— Dataset records —
--- BEGIN ---

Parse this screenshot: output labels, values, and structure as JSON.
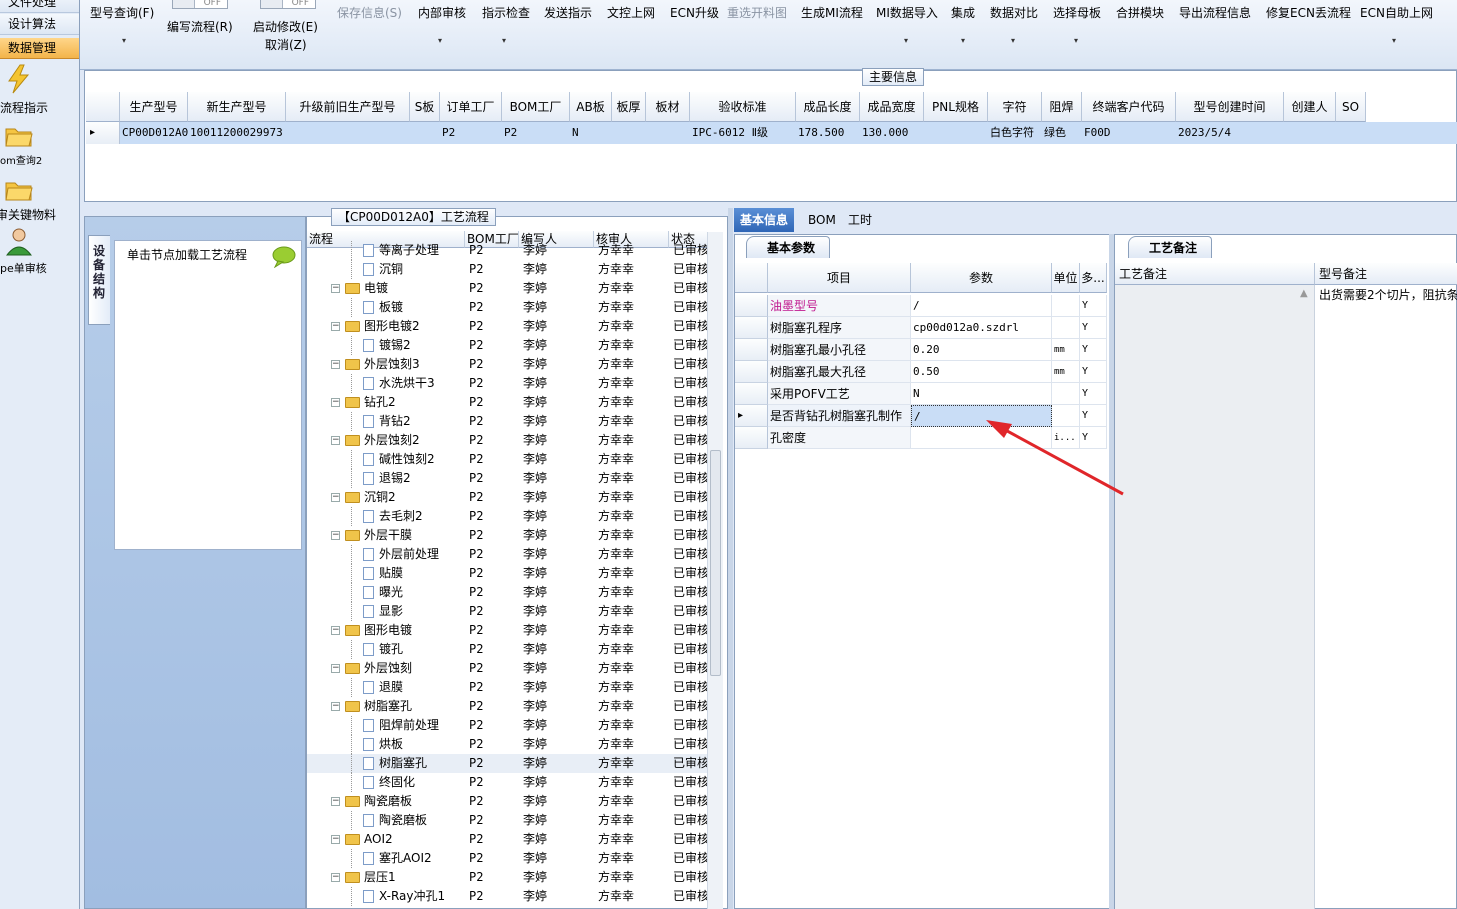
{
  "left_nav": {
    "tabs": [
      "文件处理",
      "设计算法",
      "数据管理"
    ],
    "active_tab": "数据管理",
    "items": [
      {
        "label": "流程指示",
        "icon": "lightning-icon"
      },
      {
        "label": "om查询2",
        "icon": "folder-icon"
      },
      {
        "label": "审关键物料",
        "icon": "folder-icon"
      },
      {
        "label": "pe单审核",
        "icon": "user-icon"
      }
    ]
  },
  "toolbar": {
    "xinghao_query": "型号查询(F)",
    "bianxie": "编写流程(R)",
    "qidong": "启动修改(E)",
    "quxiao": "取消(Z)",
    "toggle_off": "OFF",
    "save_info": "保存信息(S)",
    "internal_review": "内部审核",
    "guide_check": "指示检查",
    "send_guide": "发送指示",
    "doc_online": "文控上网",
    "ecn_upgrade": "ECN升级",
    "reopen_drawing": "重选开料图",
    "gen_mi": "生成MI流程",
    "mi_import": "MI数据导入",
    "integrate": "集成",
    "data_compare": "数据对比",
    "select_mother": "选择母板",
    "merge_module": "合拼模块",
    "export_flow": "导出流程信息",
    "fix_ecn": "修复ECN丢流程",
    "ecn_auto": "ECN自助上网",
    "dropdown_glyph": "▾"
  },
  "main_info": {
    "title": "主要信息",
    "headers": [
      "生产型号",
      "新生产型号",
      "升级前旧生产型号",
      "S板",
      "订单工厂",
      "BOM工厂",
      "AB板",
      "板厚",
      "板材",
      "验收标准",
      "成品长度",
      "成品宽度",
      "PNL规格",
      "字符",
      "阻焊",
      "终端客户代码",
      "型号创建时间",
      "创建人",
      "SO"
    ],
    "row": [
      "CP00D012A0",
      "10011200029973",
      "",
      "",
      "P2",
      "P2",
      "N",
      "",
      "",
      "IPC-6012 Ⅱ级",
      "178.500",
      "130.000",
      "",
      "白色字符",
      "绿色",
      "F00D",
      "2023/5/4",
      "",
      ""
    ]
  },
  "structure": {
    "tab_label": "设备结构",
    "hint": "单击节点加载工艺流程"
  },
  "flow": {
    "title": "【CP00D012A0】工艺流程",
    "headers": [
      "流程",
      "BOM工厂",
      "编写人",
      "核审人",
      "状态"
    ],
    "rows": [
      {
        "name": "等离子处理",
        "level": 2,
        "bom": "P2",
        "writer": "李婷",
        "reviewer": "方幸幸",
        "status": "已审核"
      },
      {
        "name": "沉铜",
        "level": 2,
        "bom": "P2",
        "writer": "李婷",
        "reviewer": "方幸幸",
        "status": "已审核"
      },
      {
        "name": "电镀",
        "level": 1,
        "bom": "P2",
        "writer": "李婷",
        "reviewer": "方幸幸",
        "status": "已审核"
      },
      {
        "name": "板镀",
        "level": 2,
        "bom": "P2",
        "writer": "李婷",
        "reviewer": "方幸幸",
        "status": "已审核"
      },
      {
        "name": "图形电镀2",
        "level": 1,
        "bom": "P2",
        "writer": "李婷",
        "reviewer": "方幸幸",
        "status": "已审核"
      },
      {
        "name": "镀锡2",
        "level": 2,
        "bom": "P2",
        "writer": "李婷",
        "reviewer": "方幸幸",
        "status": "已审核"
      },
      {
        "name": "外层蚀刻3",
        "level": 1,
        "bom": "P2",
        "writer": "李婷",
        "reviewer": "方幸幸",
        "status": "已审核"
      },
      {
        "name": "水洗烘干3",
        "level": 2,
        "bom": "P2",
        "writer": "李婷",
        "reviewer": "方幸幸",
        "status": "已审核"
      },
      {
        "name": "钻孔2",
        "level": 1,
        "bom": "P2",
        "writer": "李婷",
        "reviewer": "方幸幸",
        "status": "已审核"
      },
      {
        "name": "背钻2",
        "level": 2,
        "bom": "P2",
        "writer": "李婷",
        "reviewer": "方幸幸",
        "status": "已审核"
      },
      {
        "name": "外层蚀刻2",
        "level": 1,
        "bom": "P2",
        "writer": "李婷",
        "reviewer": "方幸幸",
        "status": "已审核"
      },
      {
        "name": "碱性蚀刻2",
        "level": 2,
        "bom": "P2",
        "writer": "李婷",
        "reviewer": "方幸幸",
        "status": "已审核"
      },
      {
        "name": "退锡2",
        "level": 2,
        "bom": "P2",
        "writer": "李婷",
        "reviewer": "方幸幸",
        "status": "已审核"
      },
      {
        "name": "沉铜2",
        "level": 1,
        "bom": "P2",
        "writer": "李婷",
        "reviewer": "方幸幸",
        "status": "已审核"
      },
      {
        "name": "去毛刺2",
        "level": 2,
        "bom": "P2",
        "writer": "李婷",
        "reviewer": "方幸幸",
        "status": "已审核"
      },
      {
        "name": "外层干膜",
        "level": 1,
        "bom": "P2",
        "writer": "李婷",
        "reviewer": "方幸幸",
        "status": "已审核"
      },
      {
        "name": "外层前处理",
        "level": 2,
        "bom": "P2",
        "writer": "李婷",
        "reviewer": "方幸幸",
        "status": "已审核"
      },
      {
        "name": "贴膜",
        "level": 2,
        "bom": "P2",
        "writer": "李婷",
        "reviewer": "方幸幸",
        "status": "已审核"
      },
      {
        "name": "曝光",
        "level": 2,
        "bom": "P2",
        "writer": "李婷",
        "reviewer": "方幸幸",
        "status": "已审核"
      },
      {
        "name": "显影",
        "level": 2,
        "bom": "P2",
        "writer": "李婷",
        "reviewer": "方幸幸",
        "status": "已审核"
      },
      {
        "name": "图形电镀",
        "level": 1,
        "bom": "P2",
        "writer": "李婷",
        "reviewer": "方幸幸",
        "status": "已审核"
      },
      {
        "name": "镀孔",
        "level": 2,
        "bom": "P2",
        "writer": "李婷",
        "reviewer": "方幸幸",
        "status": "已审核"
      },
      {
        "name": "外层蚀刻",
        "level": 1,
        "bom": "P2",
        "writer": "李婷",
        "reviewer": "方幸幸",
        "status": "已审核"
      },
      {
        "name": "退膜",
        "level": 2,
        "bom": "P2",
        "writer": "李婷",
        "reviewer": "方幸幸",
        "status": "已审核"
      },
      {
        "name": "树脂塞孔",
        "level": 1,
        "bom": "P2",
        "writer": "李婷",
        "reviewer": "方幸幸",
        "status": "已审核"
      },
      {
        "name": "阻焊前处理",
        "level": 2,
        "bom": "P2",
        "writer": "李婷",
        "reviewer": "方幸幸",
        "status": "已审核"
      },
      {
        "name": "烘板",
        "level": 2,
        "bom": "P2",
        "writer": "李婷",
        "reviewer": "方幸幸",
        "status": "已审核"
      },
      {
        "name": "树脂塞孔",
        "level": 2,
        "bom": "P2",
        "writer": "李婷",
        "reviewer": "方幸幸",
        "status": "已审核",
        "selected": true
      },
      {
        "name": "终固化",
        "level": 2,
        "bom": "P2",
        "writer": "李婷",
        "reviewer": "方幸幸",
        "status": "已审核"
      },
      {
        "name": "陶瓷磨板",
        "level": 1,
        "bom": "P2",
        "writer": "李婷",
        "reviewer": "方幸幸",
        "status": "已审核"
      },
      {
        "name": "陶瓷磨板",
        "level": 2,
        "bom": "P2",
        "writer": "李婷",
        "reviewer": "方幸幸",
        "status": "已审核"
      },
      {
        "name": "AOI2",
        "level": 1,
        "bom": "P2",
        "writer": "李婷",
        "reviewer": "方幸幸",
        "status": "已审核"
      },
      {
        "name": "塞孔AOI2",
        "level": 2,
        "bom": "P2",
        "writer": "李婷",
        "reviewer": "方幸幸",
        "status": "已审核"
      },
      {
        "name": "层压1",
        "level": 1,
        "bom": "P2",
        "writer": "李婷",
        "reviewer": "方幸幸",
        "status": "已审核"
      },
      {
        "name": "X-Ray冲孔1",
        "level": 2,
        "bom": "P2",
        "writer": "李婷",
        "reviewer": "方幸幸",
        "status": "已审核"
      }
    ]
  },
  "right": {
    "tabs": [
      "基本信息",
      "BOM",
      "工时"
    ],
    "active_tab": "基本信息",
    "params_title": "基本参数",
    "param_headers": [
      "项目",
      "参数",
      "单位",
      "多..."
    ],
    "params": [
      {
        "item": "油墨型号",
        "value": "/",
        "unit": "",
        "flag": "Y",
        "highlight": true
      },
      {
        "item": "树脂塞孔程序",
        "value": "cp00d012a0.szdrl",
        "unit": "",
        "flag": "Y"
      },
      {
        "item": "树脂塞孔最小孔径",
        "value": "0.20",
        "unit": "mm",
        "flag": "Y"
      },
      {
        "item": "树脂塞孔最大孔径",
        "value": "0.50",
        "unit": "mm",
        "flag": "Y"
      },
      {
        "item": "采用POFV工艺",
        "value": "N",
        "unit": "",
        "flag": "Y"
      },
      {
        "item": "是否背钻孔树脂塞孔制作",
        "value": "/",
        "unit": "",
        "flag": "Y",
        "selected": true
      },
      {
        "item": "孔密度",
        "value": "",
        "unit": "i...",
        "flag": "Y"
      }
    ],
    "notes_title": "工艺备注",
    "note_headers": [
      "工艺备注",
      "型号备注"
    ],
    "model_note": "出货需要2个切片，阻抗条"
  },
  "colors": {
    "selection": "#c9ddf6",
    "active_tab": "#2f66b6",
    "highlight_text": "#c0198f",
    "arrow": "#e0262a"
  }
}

--- END ---
--- BEGIN ---

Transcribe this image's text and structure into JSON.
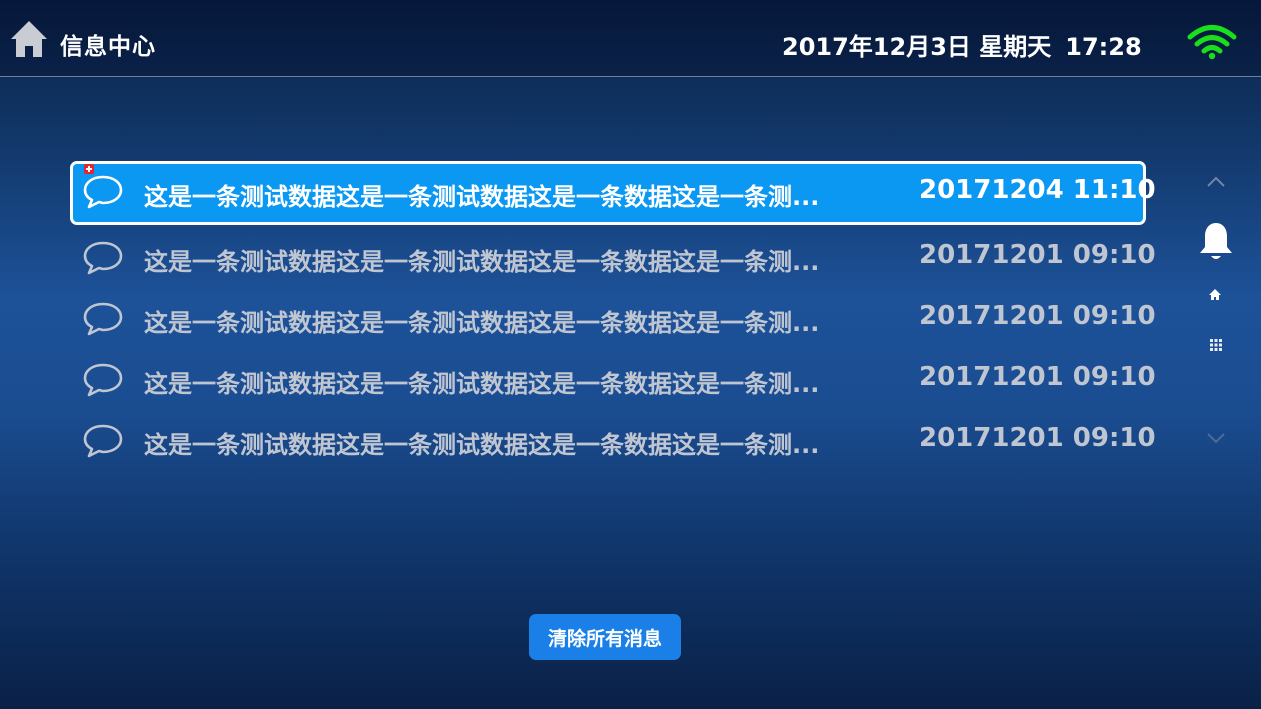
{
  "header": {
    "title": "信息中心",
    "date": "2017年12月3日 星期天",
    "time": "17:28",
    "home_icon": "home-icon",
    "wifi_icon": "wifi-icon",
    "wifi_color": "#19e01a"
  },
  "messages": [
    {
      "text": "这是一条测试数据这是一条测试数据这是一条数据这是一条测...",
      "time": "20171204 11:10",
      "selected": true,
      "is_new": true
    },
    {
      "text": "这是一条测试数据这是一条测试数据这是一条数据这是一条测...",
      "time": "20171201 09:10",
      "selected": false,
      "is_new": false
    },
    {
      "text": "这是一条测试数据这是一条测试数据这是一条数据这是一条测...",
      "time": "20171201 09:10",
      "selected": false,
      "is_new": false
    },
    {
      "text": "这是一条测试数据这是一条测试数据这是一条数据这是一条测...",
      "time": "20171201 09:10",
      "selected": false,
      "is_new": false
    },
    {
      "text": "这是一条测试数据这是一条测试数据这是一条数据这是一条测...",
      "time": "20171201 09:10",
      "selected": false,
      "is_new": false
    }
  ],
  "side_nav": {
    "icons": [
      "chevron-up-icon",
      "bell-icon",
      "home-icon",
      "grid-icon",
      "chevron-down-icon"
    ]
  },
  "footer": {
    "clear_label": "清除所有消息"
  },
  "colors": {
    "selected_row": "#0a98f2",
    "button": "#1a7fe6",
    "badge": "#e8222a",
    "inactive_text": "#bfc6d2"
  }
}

--- END ---

— Required task —
Count how many lines in the data contain the word "this", giving the number without comment.

— Result of the task —
2